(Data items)
________________________________________
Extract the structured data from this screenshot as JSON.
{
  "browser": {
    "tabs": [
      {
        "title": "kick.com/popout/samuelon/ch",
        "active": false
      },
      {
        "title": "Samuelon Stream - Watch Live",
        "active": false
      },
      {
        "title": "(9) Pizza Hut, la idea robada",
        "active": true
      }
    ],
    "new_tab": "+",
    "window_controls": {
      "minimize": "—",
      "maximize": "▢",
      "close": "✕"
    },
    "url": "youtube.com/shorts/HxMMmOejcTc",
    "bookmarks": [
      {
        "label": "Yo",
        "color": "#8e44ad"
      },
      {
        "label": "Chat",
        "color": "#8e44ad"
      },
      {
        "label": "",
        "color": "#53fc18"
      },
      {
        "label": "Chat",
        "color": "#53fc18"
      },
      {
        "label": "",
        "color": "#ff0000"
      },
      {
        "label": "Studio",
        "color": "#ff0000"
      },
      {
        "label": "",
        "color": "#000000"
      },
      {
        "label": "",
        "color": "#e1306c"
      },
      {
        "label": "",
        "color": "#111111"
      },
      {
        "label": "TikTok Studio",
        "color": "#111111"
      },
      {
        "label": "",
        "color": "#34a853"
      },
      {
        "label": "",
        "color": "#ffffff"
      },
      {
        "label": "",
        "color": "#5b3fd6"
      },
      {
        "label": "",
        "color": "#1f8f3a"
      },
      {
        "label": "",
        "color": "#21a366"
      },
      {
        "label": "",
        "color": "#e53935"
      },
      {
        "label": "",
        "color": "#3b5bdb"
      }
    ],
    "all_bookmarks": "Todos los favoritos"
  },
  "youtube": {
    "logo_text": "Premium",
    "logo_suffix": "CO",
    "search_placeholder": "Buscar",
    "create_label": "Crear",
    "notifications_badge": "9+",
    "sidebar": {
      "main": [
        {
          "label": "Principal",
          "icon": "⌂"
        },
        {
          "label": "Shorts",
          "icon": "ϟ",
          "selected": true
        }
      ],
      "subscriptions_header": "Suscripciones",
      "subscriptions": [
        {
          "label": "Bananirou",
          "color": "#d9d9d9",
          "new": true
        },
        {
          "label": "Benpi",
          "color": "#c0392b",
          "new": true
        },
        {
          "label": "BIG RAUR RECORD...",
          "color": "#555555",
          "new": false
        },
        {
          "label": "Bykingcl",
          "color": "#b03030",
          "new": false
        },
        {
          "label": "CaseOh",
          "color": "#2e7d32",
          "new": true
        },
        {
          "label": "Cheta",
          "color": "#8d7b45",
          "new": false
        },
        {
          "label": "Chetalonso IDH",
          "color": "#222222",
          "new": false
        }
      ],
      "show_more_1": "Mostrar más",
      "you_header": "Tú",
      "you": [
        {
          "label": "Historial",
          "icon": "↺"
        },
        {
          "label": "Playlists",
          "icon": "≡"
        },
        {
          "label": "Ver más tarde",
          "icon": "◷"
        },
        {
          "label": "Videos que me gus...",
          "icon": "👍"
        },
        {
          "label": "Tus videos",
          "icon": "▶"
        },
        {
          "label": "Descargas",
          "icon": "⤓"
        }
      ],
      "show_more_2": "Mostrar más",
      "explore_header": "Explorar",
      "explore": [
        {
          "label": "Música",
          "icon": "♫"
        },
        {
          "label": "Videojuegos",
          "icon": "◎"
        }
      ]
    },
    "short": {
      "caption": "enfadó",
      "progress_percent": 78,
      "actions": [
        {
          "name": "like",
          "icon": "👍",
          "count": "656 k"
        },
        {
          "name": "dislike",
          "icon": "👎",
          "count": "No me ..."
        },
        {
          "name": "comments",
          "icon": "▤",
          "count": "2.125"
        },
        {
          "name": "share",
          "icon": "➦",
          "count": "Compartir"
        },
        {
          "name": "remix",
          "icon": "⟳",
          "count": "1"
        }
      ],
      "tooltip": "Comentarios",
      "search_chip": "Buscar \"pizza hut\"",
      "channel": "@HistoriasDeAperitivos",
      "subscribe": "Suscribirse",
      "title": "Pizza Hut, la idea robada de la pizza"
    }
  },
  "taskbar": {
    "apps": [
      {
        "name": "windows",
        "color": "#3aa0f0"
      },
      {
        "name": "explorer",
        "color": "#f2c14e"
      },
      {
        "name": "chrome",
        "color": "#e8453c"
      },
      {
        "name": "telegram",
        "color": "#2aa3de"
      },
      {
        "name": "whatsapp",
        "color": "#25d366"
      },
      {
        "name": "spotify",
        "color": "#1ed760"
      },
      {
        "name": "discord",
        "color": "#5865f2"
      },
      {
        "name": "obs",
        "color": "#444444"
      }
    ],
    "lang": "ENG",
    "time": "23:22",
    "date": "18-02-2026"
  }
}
________________________________________
» What is expected
Each record above should be restated word for word.

» Problem solution
Extract the structured data from this screenshot as JSON.
{
  "browser": {
    "tabs": [
      {
        "title": "kick.com/popout/samuelon/ch",
        "active": false
      },
      {
        "title": "Samuelon Stream - Watch Live",
        "active": false
      },
      {
        "title": "(9) Pizza Hut, la idea robada",
        "active": true
      }
    ],
    "new_tab": "+",
    "window_controls": {
      "minimize": "—",
      "maximize": "▢",
      "close": "✕"
    },
    "url": "youtube.com/shorts/HxMMmOejcTc",
    "bookmarks": [
      {
        "label": "Yo",
        "color": "#8e44ad"
      },
      {
        "label": "Chat",
        "color": "#8e44ad"
      },
      {
        "label": "",
        "color": "#53fc18"
      },
      {
        "label": "Chat",
        "color": "#53fc18"
      },
      {
        "label": "",
        "color": "#ff0000"
      },
      {
        "label": "Studio",
        "color": "#ff0000"
      },
      {
        "label": "",
        "color": "#000000"
      },
      {
        "label": "",
        "color": "#e1306c"
      },
      {
        "label": "",
        "color": "#111111"
      },
      {
        "label": "TikTok Studio",
        "color": "#111111"
      },
      {
        "label": "",
        "color": "#34a853"
      },
      {
        "label": "",
        "color": "#ffffff"
      },
      {
        "label": "",
        "color": "#5b3fd6"
      },
      {
        "label": "",
        "color": "#1f8f3a"
      },
      {
        "label": "",
        "color": "#21a366"
      },
      {
        "label": "",
        "color": "#e53935"
      },
      {
        "label": "",
        "color": "#3b5bdb"
      }
    ],
    "all_bookmarks": "Todos los favoritos"
  },
  "youtube": {
    "logo_text": "Premium",
    "logo_suffix": "CO",
    "search_placeholder": "Buscar",
    "create_label": "Crear",
    "notifications_badge": "9+",
    "sidebar": {
      "main": [
        {
          "label": "Principal",
          "icon": "⌂"
        },
        {
          "label": "Shorts",
          "icon": "ϟ",
          "selected": true
        }
      ],
      "subscriptions_header": "Suscripciones",
      "subscriptions": [
        {
          "label": "Bananirou",
          "color": "#d9d9d9",
          "new": true
        },
        {
          "label": "Benpi",
          "color": "#c0392b",
          "new": true
        },
        {
          "label": "BIG RAUR RECORD...",
          "color": "#555555",
          "new": false
        },
        {
          "label": "Bykingcl",
          "color": "#b03030",
          "new": false
        },
        {
          "label": "CaseOh",
          "color": "#2e7d32",
          "new": true
        },
        {
          "label": "Cheta",
          "color": "#8d7b45",
          "new": false
        },
        {
          "label": "Chetalonso IDH",
          "color": "#222222",
          "new": false
        }
      ],
      "show_more_1": "Mostrar más",
      "you_header": "Tú",
      "you": [
        {
          "label": "Historial",
          "icon": "↺"
        },
        {
          "label": "Playlists",
          "icon": "≡"
        },
        {
          "label": "Ver más tarde",
          "icon": "◷"
        },
        {
          "label": "Videos que me gus...",
          "icon": "👍"
        },
        {
          "label": "Tus videos",
          "icon": "▶"
        },
        {
          "label": "Descargas",
          "icon": "⤓"
        }
      ],
      "show_more_2": "Mostrar más",
      "explore_header": "Explorar",
      "explore": [
        {
          "label": "Música",
          "icon": "♫"
        },
        {
          "label": "Videojuegos",
          "icon": "◎"
        }
      ]
    },
    "short": {
      "caption": "enfadó",
      "progress_percent": 78,
      "actions": [
        {
          "name": "like",
          "icon": "👍",
          "count": "656 k"
        },
        {
          "name": "dislike",
          "icon": "👎",
          "count": "No me ..."
        },
        {
          "name": "comments",
          "icon": "▤",
          "count": "2.125"
        },
        {
          "name": "share",
          "icon": "➦",
          "count": "Compartir"
        },
        {
          "name": "remix",
          "icon": "⟳",
          "count": "1"
        }
      ],
      "tooltip": "Comentarios",
      "search_chip": "Buscar \"pizza hut\"",
      "channel": "@HistoriasDeAperitivos",
      "subscribe": "Suscribirse",
      "title": "Pizza Hut, la idea robada de la pizza"
    }
  },
  "taskbar": {
    "apps": [
      {
        "name": "windows",
        "color": "#3aa0f0"
      },
      {
        "name": "explorer",
        "color": "#f2c14e"
      },
      {
        "name": "chrome",
        "color": "#e8453c"
      },
      {
        "name": "telegram",
        "color": "#2aa3de"
      },
      {
        "name": "whatsapp",
        "color": "#25d366"
      },
      {
        "name": "spotify",
        "color": "#1ed760"
      },
      {
        "name": "discord",
        "color": "#5865f2"
      },
      {
        "name": "obs",
        "color": "#444444"
      }
    ],
    "lang": "ENG",
    "time": "23:22",
    "date": "18-02-2026"
  }
}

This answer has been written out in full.